(Collected data)
************

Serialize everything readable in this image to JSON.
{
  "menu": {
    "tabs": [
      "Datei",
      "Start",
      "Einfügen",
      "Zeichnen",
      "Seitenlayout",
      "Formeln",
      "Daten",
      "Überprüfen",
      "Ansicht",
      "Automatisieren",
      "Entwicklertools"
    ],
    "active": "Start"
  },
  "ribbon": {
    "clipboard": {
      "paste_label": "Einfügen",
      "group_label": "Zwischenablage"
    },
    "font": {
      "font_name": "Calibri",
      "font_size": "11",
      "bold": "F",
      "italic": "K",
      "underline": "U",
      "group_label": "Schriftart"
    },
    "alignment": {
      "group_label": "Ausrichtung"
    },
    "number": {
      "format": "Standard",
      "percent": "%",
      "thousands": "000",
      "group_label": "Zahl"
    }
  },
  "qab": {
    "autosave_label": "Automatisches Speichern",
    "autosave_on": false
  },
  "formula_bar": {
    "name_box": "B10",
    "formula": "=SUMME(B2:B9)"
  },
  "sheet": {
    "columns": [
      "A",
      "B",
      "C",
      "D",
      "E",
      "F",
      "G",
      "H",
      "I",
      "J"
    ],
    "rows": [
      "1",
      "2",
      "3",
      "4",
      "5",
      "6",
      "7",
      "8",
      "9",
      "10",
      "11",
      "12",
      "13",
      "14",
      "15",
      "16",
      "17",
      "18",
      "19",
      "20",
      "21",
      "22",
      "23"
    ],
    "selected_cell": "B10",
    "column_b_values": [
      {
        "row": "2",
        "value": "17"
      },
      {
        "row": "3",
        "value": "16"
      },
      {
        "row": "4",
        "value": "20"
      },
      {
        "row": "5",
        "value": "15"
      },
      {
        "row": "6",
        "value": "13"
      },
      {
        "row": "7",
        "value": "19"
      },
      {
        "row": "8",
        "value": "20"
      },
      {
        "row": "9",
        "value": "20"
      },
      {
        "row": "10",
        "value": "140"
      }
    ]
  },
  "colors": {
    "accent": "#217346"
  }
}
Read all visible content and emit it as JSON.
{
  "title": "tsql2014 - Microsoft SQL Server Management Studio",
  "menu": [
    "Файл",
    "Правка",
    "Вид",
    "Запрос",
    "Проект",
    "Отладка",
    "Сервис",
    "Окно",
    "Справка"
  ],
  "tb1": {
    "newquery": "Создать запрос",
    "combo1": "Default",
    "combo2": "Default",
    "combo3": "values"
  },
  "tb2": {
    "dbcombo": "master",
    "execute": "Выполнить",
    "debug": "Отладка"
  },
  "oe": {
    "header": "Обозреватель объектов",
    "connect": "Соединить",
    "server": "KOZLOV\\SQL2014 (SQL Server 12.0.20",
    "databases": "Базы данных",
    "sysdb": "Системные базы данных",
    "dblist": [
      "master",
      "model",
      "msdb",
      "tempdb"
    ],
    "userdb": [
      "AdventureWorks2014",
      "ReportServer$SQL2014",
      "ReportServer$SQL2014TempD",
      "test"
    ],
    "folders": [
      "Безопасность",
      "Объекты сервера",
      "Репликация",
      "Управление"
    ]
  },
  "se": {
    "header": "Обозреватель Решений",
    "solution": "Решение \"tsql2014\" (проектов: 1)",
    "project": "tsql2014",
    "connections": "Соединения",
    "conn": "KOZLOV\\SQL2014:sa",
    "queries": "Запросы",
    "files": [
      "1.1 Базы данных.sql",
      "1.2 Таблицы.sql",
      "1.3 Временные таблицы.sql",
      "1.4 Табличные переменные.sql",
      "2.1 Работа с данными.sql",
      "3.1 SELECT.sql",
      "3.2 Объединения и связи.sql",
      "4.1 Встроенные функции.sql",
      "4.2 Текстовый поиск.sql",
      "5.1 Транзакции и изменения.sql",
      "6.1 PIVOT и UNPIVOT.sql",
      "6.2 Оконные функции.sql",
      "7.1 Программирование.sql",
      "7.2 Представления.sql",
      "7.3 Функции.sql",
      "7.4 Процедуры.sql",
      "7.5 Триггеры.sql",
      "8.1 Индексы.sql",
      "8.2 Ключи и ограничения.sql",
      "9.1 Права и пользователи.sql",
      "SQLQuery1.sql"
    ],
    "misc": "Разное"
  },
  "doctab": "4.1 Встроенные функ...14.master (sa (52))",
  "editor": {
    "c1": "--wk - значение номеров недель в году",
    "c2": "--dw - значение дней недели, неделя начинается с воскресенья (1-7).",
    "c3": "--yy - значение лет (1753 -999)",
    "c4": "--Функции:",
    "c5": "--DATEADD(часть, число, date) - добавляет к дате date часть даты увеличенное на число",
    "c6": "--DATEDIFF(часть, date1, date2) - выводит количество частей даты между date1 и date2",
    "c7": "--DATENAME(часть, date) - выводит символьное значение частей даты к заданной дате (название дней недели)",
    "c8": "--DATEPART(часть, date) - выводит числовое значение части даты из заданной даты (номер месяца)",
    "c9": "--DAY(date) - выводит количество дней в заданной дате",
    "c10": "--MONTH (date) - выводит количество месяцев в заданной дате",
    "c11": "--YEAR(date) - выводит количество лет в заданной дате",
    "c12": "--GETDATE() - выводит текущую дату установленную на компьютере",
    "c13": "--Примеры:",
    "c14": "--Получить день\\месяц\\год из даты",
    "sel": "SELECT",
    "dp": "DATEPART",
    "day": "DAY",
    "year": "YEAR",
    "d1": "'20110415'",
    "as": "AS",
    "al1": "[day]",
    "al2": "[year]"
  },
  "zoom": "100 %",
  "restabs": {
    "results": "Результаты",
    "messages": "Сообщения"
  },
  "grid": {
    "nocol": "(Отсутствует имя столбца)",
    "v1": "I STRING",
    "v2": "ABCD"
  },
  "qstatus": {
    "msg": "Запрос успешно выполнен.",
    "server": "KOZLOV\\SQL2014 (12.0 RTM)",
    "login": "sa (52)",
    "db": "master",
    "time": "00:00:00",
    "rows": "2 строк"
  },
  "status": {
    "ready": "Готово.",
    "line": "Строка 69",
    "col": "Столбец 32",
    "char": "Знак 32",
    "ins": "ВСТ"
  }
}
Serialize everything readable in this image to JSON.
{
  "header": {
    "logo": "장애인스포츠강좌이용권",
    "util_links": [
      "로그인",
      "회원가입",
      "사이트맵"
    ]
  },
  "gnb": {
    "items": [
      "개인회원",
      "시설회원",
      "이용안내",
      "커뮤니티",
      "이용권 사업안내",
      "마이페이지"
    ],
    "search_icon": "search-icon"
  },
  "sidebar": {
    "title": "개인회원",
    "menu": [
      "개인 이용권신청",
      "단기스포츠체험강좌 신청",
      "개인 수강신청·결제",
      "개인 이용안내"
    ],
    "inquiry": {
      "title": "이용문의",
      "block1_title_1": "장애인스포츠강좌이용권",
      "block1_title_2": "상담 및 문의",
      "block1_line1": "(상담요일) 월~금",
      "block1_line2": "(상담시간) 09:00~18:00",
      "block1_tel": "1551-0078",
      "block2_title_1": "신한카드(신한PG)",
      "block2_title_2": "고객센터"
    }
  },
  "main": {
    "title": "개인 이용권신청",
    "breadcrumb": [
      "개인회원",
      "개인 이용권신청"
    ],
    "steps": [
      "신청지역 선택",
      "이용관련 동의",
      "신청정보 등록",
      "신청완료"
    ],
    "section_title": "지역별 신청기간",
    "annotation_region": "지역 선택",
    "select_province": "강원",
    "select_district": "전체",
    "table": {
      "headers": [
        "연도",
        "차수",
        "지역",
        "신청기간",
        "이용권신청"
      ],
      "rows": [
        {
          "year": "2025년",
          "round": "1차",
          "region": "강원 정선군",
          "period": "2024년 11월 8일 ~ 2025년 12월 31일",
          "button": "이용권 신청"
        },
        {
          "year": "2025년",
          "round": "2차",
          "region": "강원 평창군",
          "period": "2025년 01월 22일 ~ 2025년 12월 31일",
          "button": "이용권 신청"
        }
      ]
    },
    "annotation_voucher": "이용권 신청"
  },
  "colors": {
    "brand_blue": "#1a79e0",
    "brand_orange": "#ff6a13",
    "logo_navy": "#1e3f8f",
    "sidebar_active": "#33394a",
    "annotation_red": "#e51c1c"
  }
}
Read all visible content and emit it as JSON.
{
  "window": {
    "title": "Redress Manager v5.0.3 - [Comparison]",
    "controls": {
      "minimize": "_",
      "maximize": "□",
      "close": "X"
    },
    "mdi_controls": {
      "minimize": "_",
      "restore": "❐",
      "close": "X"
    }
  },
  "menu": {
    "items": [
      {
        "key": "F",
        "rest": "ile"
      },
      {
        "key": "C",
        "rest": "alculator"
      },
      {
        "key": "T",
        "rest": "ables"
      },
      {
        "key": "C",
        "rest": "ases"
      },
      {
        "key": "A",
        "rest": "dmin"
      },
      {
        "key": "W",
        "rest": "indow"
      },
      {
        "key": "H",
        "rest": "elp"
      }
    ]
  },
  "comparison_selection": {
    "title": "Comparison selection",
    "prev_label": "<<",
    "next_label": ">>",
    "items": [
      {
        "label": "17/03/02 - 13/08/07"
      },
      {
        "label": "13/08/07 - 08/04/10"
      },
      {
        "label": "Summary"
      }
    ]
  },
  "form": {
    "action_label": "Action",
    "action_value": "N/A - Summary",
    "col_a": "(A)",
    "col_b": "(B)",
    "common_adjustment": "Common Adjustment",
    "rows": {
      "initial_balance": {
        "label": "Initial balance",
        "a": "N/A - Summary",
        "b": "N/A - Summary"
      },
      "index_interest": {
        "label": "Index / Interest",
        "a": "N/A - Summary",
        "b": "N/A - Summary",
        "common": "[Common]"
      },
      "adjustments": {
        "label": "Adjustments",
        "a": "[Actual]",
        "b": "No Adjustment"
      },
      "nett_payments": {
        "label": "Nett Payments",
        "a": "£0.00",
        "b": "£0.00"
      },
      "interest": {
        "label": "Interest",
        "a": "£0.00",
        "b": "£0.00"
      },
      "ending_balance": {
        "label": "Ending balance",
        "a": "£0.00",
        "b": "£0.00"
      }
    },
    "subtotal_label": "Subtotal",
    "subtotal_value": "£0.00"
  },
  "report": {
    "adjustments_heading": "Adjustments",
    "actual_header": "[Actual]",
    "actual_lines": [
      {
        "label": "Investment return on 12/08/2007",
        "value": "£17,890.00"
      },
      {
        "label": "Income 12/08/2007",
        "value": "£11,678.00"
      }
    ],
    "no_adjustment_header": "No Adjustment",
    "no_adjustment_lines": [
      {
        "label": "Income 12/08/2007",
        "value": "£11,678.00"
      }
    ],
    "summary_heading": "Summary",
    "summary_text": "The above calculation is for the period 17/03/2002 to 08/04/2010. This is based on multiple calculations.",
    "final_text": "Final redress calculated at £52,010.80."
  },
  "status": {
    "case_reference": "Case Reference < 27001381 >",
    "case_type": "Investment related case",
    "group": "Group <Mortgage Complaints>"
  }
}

************

- _Instructions for the task_
From the entries above, extract every line where the word "master" appears.

- _Exercise response_
    "dbcombo": "master",
      "master",
  "doctab": "4.1 Встроенные функ...14.master (sa (52))",
    "db": "master",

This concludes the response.